[EXERCISE DIRECTIONS] Render every one of the lines below as a Markdown table with a column "Row" for the row number and a column "Text" for the line, omitting blank lines and leaving out the pictures.

** Begin **

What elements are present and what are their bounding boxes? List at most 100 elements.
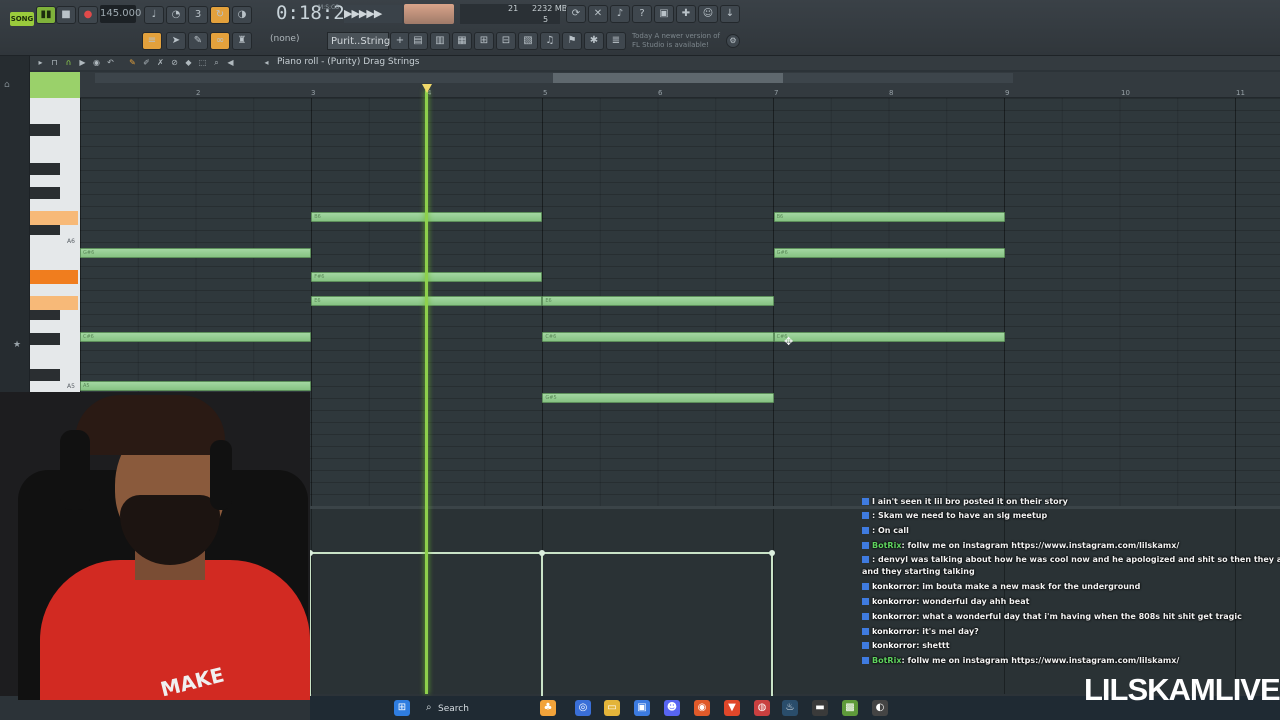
black-key[interactable]	[30, 333, 60, 345]
browser-taskbar-icon[interactable]: ◉	[694, 700, 710, 716]
bar-number[interactable]: 7	[774, 89, 778, 97]
brave-icon[interactable]: ▼	[724, 700, 740, 716]
highlighted-key[interactable]	[30, 270, 78, 284]
save-icon[interactable]: ▣	[654, 5, 674, 23]
channel-rack-icon[interactable]: ▦	[452, 32, 472, 50]
delete-tool-icon[interactable]: ✗	[156, 58, 165, 67]
scrollbar-thumb[interactable]	[553, 73, 783, 83]
bar-number[interactable]: 3	[311, 89, 315, 97]
speaker-icon[interactable]: ◂	[262, 58, 271, 67]
stop-icon[interactable]: ■	[56, 6, 76, 24]
record-pattern-icon[interactable]: ◉	[92, 58, 101, 67]
app-icon[interactable]: ◍	[754, 700, 770, 716]
bar-number[interactable]: 9	[1005, 89, 1009, 97]
mixer-window-icon[interactable]: ⊞	[474, 32, 494, 50]
news-gear-icon[interactable]: ⚙	[726, 34, 740, 48]
record-icon[interactable]: ●	[78, 6, 98, 24]
bar-number[interactable]: 6	[658, 89, 662, 97]
microphone-input-icon[interactable]: ♫	[540, 32, 560, 50]
magnet-icon[interactable]: ⊓	[50, 58, 59, 67]
loop-record-icon[interactable]: ↻	[210, 6, 230, 24]
bar-number[interactable]: 11	[1236, 89, 1245, 97]
notes-icon[interactable]: ≣	[606, 32, 626, 50]
velocity-handle[interactable]	[539, 550, 545, 556]
wait-icon[interactable]: ◔	[166, 6, 186, 24]
black-key[interactable]	[30, 124, 60, 136]
bar-number[interactable]: 2	[196, 89, 200, 97]
midi-note[interactable]: A5	[80, 381, 312, 391]
mute-tool-icon[interactable]: ⊘	[170, 58, 179, 67]
snap-magnet-icon[interactable]: ∩	[64, 58, 73, 67]
app-icon-3[interactable]: ▩	[842, 700, 858, 716]
arrow-right-icon[interactable]: ➤	[166, 32, 186, 50]
steam-icon[interactable]: ♨	[782, 700, 798, 716]
discord-icon[interactable]: ☻	[664, 700, 680, 716]
app-icon-4[interactable]: ◐	[872, 700, 888, 716]
midi-note[interactable]: G#6	[80, 248, 312, 258]
tempo-tap-icon[interactable]: ⚑	[562, 32, 582, 50]
fl-studio-taskbar-icon[interactable]: ♣	[540, 700, 556, 716]
countdown-icon[interactable]: 3	[188, 6, 208, 24]
tempo-display[interactable]: 145.000	[100, 5, 141, 23]
play-pattern-icon[interactable]: ▶	[78, 58, 87, 67]
file-explorer-icon[interactable]: ▭	[604, 700, 620, 716]
news-panel[interactable]: Today A newer version of FL Studio is av…	[632, 32, 720, 50]
store-icon[interactable]: ▣	[634, 700, 650, 716]
taskbar-search[interactable]: Search	[420, 701, 530, 717]
black-key[interactable]	[30, 163, 60, 175]
chat-icon[interactable]: ☺	[698, 5, 718, 23]
bar-number[interactable]: 5	[543, 89, 547, 97]
tools-icon[interactable]: ✕	[588, 5, 608, 23]
midi-note[interactable]: C#6	[80, 332, 312, 342]
highlighted-key[interactable]	[30, 211, 78, 225]
add-pattern-icon[interactable]: +	[390, 32, 410, 50]
favorite-star-icon[interactable]: ★	[13, 340, 21, 350]
mixer-icon[interactable]: ✚	[676, 5, 696, 23]
playhead-marker-icon[interactable]	[422, 84, 432, 93]
song-mode-badge[interactable]: SONG	[10, 12, 34, 26]
help-icon[interactable]: ?	[632, 5, 652, 23]
plugin-icon[interactable]: ♜	[232, 32, 252, 50]
midi-note[interactable]: C#6	[773, 332, 1005, 342]
midi-note[interactable]: E6	[542, 296, 774, 306]
bar-number[interactable]: 8	[889, 89, 893, 97]
download-icon[interactable]: ↓	[720, 5, 740, 23]
menu-arrow-icon[interactable]: ▸	[36, 58, 45, 67]
midi-note[interactable]: C#6	[542, 332, 774, 342]
velocity-bar[interactable]	[541, 553, 543, 696]
browser-icon[interactable]: ⊟	[496, 32, 516, 50]
highlighted-key[interactable]	[30, 296, 78, 310]
black-key[interactable]	[30, 369, 60, 381]
pattern-steps-icon[interactable]: ▶▶▶▶▶	[344, 5, 402, 23]
bar-number[interactable]: 10	[1121, 89, 1130, 97]
midi-note[interactable]: G#5	[542, 393, 774, 403]
undo-icon[interactable]: ↶	[106, 58, 115, 67]
snap-icon[interactable]: ≡	[142, 32, 162, 50]
playhead[interactable]	[425, 90, 428, 694]
midi-note[interactable]: G#6	[773, 248, 1005, 258]
app-icon-2[interactable]: ▬	[812, 700, 828, 716]
copilot-icon[interactable]: ◎	[575, 700, 591, 716]
playlist-icon[interactable]: ▤	[408, 32, 428, 50]
plugin-db-icon[interactable]: ▧	[518, 32, 538, 50]
microphone-icon[interactable]: ♪	[610, 5, 630, 23]
play-icon[interactable]: ▮▮	[36, 6, 56, 24]
pencil-icon[interactable]: ✎	[188, 32, 208, 50]
paint-tool-icon[interactable]: ✐	[142, 58, 151, 67]
metronome-icon[interactable]: ♩	[144, 6, 164, 24]
piano-roll-icon[interactable]: ▥	[430, 32, 450, 50]
channel-selector[interactable]: (none)	[270, 34, 299, 44]
zoom-tool-icon[interactable]: ⌕	[212, 58, 221, 67]
black-key[interactable]	[30, 187, 60, 199]
link-icon[interactable]: ∞	[210, 32, 230, 50]
midi-note[interactable]: B6	[773, 212, 1005, 222]
draw-tool-icon[interactable]: ✎	[128, 58, 137, 67]
refresh-icon[interactable]: ⟳	[566, 5, 586, 23]
fx-icon[interactable]: ✱	[584, 32, 604, 50]
select-tool-icon[interactable]: ⬚	[198, 58, 207, 67]
blend-notes-icon[interactable]: ◑	[232, 6, 252, 24]
velocity-handle[interactable]	[769, 550, 775, 556]
playback-tool-icon[interactable]: ◀	[226, 58, 235, 67]
slice-tool-icon[interactable]: ◆	[184, 58, 193, 67]
pattern-selector[interactable]: Purit..Strings	[327, 32, 395, 50]
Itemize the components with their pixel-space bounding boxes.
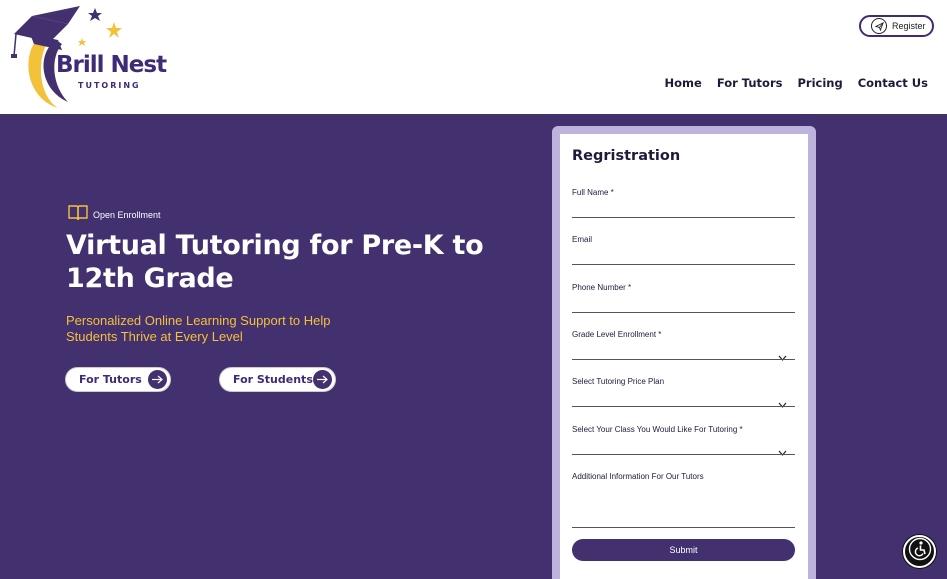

** End **

[ANSWER BELOW]
| Row | Text |
|---|---|
| 1 | What elements are present and what are their bounding boxes? List at most 100 elements. |
| 2 | black-key[interactable]	[30, 333, 60, 345] |
| 3 | browser-taskbar-icon[interactable]: ◉	[694, 700, 710, 716] |
| 4 | bar-number[interactable]: 7	[774, 89, 778, 97] |
| 5 | brave-icon[interactable]: ▼	[724, 700, 740, 716] |
| 6 | highlighted-key[interactable]	[30, 270, 78, 284] |
| 7 | save-icon[interactable]: ▣	[654, 5, 674, 23] |
| 8 | channel-rack-icon[interactable]: ▦	[452, 32, 472, 50] |
| 9 | delete-tool-icon[interactable]: ✗	[156, 58, 165, 67] |
| 10 | scrollbar-thumb[interactable]	[553, 73, 783, 83] |
| 11 | bar-number[interactable]: 3	[311, 89, 315, 97] |
| 12 | speaker-icon[interactable]: ◂	[262, 58, 271, 67] |
| 13 | stop-icon[interactable]: ■	[56, 6, 76, 24] |
| 14 | record-pattern-icon[interactable]: ◉	[92, 58, 101, 67] |
| 15 | app-icon[interactable]: ◍	[754, 700, 770, 716] |
| 16 | bar-number[interactable]: 9	[1005, 89, 1009, 97] |
| 17 | mixer-window-icon[interactable]: ⊞	[474, 32, 494, 50] |
| 18 | news-gear-icon[interactable]: ⚙	[726, 34, 740, 48] |
| 19 | record-icon[interactable]: ●	[78, 6, 98, 24] |
| 20 | bar-number[interactable]: 6	[658, 89, 662, 97] |
| 21 | microphone-input-icon[interactable]: ♫	[540, 32, 560, 50] |
| 22 | magnet-icon[interactable]: ⊓	[50, 58, 59, 67] |
| 23 | loop-record-icon[interactable]: ↻	[210, 6, 230, 24] |
| 24 | bar-number[interactable]: 11	[1236, 89, 1245, 97] |
| 25 | notes-icon[interactable]: ≣	[606, 32, 626, 50] |
| 26 | velocity-handle[interactable]	[539, 550, 545, 556] |
| 27 | wait-icon[interactable]: ◔	[166, 6, 186, 24] |
| 28 | black-key[interactable]	[30, 124, 60, 136] |
| 29 | bar-number[interactable]: 2	[196, 89, 200, 97] |
| 30 | midi-note[interactable]: A5	[80, 381, 312, 391] |
| 31 | mute-tool-icon[interactable]: ⊘	[170, 58, 179, 67] |
| 32 | snap-magnet-icon[interactable]: ∩	[64, 58, 73, 67] |
| 33 | app-icon-3[interactable]: ▩	[842, 700, 858, 716] |
| 34 | arrow-right-icon[interactable]: ➤	[166, 32, 186, 50] |
| 35 | steam-icon[interactable]: ♨	[782, 700, 798, 716] |
| 36 | discord-icon[interactable]: ☻	[664, 700, 680, 716] |
| 37 | app-icon-4[interactable]: ◐	[872, 700, 888, 716] |
| 38 | midi-note[interactable]: G#6	[80, 248, 312, 258] |
| 39 | tempo-tap-icon[interactable]: ⚑	[562, 32, 582, 50] |
| 40 | fl-studio-taskbar-icon[interactable]: ♣	[540, 700, 556, 716] |
| 41 | countdown-icon[interactable]: 3	[188, 6, 208, 24] |
| 42 | tempo-display[interactable]: 145.000	[100, 5, 141, 23] |
| 43 | play-pattern-icon[interactable]: ▶	[78, 58, 87, 67] |
| 44 | file-explorer-icon[interactable]: ▭	[604, 700, 620, 716] |
| 45 | news-panel[interactable]: Today A newer version of FL Studio is av…	[632, 32, 720, 50] |
| 46 | store-icon[interactable]: ▣	[634, 700, 650, 716] |
| 47 | taskbar-search[interactable]: Search	[420, 701, 530, 717] |
| 48 | black-key[interactable]	[30, 163, 60, 175] |
| 49 | chat-icon[interactable]: ☺	[698, 5, 718, 23] |
| 50 | bar-number[interactable]: 5	[543, 89, 547, 97] |
| 51 | tools-icon[interactable]: ✕	[588, 5, 608, 23] |
| 52 | midi-note[interactable]: C#6	[80, 332, 312, 342] |
| 53 | highlighted-key[interactable]	[30, 211, 78, 225] |
| 54 | add-pattern-icon[interactable]: +	[390, 32, 410, 50] |
| 55 | favorite-star-icon[interactable]: ★	[13, 340, 21, 350] |
| 56 | mixer-icon[interactable]: ✚	[676, 5, 696, 23] |
| 57 | playhead-marker-icon[interactable]	[422, 84, 432, 93] |
| 58 | song-mode-badge[interactable]: SONG	[10, 12, 34, 26] |
| 59 | help-icon[interactable]: ?	[632, 5, 652, 23] |
| 60 | plugin-icon[interactable]: ♜	[232, 32, 252, 50] |
| 61 | midi-note[interactable]: C#6	[773, 332, 1005, 342] |
| 62 | midi-note[interactable]: E6	[542, 296, 774, 306] |
| 63 | bar-number[interactable]: 8	[889, 89, 893, 97] |
| 64 | download-icon[interactable]: ↓	[720, 5, 740, 23] |
| 65 | menu-arrow-icon[interactable]: ▸	[36, 58, 45, 67] |
| 66 | midi-note[interactable]: C#6	[542, 332, 774, 342] |
| 67 | velocity-bar[interactable]	[541, 553, 543, 696] |
| 68 | browser-icon[interactable]: ⊟	[496, 32, 516, 50] |
| 69 | highlighted-key[interactable]	[30, 296, 78, 310] |
| 70 | black-key[interactable]	[30, 369, 60, 381] |
| 71 | pattern-steps-icon[interactable]: ▶▶▶▶▶	[344, 5, 402, 23] |
| 72 | bar-number[interactable]: 10	[1121, 89, 1130, 97] |
| 73 | midi-note[interactable]: G#5	[542, 393, 774, 403] |
| 74 | undo-icon[interactable]: ↶	[106, 58, 115, 67] |
| 75 | snap-icon[interactable]: ≡	[142, 32, 162, 50] |
| 76 | playhead[interactable]	[425, 90, 428, 694] |
| 77 | midi-note[interactable]: G#6	[773, 248, 1005, 258] |
| 78 | app-icon-2[interactable]: ▬	[812, 700, 828, 716] |
| 79 | copilot-icon[interactable]: ◎	[575, 700, 591, 716] |
| 80 | playlist-icon[interactable]: ▤	[408, 32, 428, 50] |
| 81 | plugin-db-icon[interactable]: ▧	[518, 32, 538, 50] |
| 82 | microphone-icon[interactable]: ♪	[610, 5, 630, 23] |
| 83 | play-icon[interactable]: ▮▮	[36, 6, 56, 24] |
| 84 | pencil-icon[interactable]: ✎	[188, 32, 208, 50] |
| 85 | paint-tool-icon[interactable]: ✐	[142, 58, 151, 67] |
| 86 | metronome-icon[interactable]: ♩	[144, 6, 164, 24] |
| 87 | piano-roll-icon[interactable]: ▥	[430, 32, 450, 50] |
| 88 | channel-selector[interactable]: (none)	[270, 34, 299, 44] |
| 89 | zoom-tool-icon[interactable]: ⌕	[212, 58, 221, 67] |
| 90 | black-key[interactable]	[30, 187, 60, 199] |
| 91 | link-icon[interactable]: ∞	[210, 32, 230, 50] |
| 92 | midi-note[interactable]: B6	[773, 212, 1005, 222] |
| 93 | draw-tool-icon[interactable]: ✎	[128, 58, 137, 67] |
| 94 | refresh-icon[interactable]: ⟳	[566, 5, 586, 23] |
| 95 | fx-icon[interactable]: ✱	[584, 32, 604, 50] |
| 96 | select-tool-icon[interactable]: ⬚	[198, 58, 207, 67] |
| 97 | blend-notes-icon[interactable]: ◑	[232, 6, 252, 24] |
| 98 | velocity-handle[interactable]	[769, 550, 775, 556] |
| 99 | playback-tool-icon[interactable]: ◀	[226, 58, 235, 67] |
| 100 | slice-tool-icon[interactable]: ◆	[184, 58, 193, 67] |
| 101 | pattern-selector[interactable]: Purit..Strings	[327, 32, 395, 50] |
| 102 | Itemize the components with their pixel-space bounding boxes. |